[START]

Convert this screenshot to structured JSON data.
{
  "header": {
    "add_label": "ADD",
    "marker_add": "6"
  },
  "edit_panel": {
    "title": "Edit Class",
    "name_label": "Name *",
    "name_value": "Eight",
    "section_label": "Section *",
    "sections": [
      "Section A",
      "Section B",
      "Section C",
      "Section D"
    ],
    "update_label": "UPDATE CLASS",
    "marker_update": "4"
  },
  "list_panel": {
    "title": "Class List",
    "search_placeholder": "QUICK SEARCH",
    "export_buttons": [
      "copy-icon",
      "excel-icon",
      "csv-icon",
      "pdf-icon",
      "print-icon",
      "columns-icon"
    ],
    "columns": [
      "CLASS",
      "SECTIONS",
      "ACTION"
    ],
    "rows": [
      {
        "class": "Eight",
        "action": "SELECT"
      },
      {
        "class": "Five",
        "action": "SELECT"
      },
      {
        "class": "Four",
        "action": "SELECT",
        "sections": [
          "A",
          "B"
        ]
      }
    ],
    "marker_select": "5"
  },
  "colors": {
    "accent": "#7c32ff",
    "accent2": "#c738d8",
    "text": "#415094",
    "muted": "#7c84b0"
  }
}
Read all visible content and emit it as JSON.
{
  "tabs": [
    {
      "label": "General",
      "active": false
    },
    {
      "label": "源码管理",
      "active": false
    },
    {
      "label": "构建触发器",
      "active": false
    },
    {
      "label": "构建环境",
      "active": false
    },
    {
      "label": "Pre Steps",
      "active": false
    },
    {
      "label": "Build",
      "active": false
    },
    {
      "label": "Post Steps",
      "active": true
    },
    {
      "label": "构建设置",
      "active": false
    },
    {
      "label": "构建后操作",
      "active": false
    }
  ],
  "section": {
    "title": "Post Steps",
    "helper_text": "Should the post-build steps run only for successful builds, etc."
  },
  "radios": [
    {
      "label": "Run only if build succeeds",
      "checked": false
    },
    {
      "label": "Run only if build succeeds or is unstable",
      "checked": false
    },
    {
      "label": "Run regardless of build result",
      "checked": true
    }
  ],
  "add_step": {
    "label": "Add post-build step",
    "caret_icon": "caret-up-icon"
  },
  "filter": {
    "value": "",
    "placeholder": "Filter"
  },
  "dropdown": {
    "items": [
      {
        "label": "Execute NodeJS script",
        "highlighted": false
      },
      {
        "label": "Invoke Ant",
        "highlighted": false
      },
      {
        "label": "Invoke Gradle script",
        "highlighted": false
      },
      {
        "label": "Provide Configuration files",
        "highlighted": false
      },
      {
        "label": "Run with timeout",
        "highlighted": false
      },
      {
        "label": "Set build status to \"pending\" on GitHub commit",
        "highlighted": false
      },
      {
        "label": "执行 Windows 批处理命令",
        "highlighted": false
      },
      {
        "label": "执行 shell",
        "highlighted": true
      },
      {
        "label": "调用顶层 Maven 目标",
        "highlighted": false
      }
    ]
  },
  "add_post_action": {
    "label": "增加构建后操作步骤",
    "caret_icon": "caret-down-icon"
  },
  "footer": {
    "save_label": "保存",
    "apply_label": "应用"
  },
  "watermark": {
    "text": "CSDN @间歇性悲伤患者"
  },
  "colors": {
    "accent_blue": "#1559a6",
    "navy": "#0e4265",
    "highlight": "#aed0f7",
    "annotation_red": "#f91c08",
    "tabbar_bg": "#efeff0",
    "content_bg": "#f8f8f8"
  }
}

[END]

■ **The task**:
Copy whichever lines in the listing above contain the word "caret".

■ **Response to the exercise**:
    "caret_icon": "caret-up-icon"
    "caret_icon": "caret-down-icon"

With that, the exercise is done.